TASK TO CARRY OUT: Pull out each line of the records holding the string "What".

<<<<

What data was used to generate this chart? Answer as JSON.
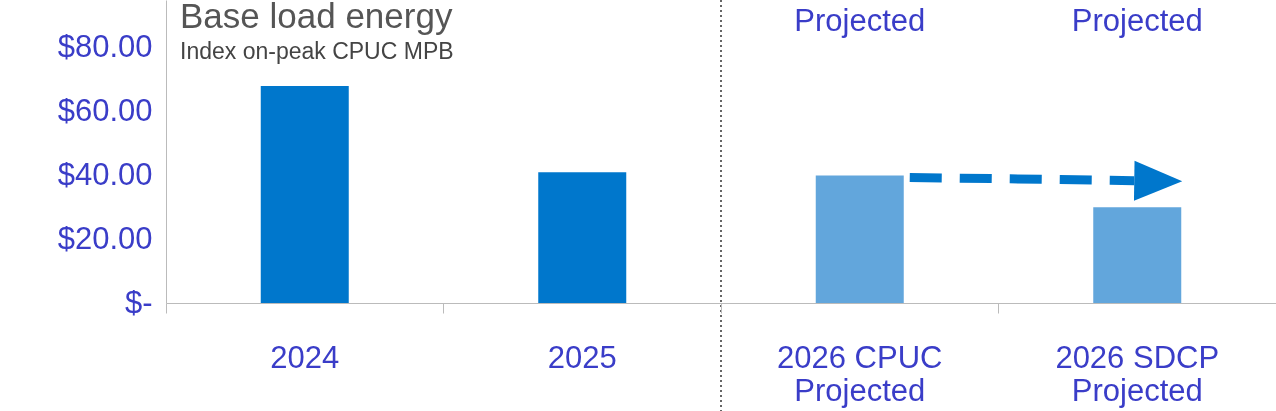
{
  "chart_data": {
    "type": "bar",
    "title": "Base load energy",
    "subtitle": "Index on-peak CPUC MPB",
    "categories": [
      "2024",
      "2025",
      "2026  CPUC Projected",
      "2026  SDCP Projected"
    ],
    "values": [
      68,
      41,
      40,
      30
    ],
    "colors": [
      "#0077cc",
      "#0077cc",
      "#62a6dc",
      "#62a6dc"
    ],
    "ylim": [
      0,
      95
    ],
    "yticks": [
      {
        "value": 0,
        "label": "$-"
      },
      {
        "value": 20,
        "label": "$20.00"
      },
      {
        "value": 40,
        "label": "$40.00"
      },
      {
        "value": 60,
        "label": "$60.00"
      },
      {
        "value": 80,
        "label": "$80.00"
      }
    ],
    "annotations": [
      "Projected",
      "Projected"
    ],
    "grid": false
  }
}
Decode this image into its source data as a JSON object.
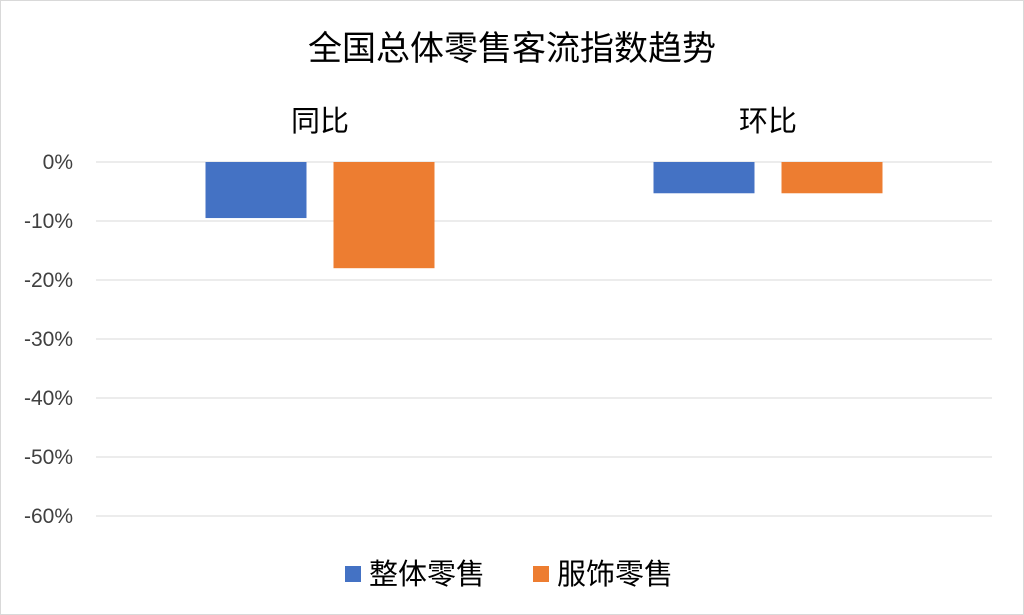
{
  "chart_data": {
    "type": "bar",
    "title": "全国总体零售客流指数趋势",
    "categories": [
      "同比",
      "环比"
    ],
    "series": [
      {
        "name": "整体零售",
        "values": [
          -9.5,
          -5.3
        ],
        "color": "#4472C4"
      },
      {
        "name": "服饰零售",
        "values": [
          -18.0,
          -5.3
        ],
        "color": "#ED7D31"
      }
    ],
    "ylim": [
      -60,
      0
    ],
    "yticks": [
      0,
      -10,
      -20,
      -30,
      -40,
      -50,
      -60
    ],
    "ytick_labels": [
      "0%",
      "-10%",
      "-20%",
      "-30%",
      "-40%",
      "-50%",
      "-60%"
    ],
    "grid": true,
    "gridline_color": "#d9d9d9",
    "legend_position": "bottom",
    "category_label_position": "top"
  }
}
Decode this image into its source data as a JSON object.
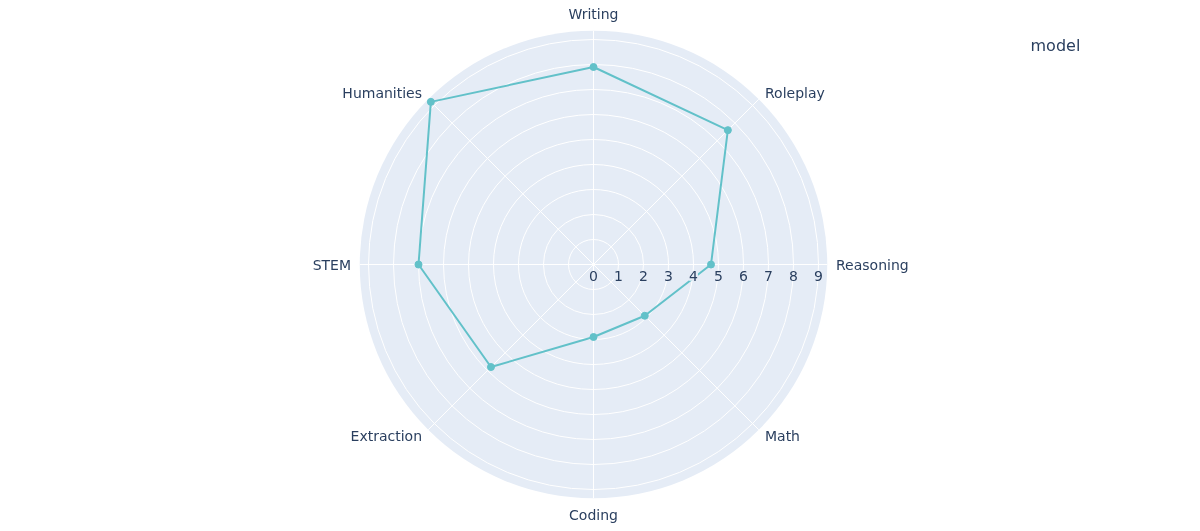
{
  "chart_data": {
    "type": "radar",
    "categories": [
      "Writing",
      "Roleplay",
      "Reasoning",
      "Math",
      "Coding",
      "Extraction",
      "STEM",
      "Humanities"
    ],
    "series": [
      {
        "color": "#62c1c9",
        "values": [
          7.9,
          7.6,
          4.7,
          2.9,
          2.9,
          5.8,
          7.0,
          9.2
        ]
      }
    ],
    "ylim": [
      0,
      9.35
    ],
    "yticks": [
      0,
      1,
      2,
      3,
      4,
      5,
      6,
      7,
      8,
      9
    ],
    "grid": true,
    "marker": "circle",
    "line_style": "solid",
    "legend_title": "model"
  }
}
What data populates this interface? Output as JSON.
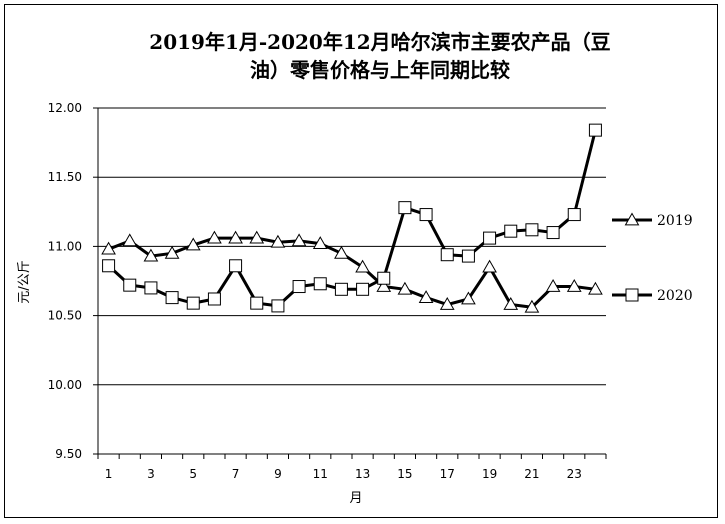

>>>>

ANSWER BELOW:
What data was used to generate this chart? Answer as JSON.
What data populates this interface? Output as JSON.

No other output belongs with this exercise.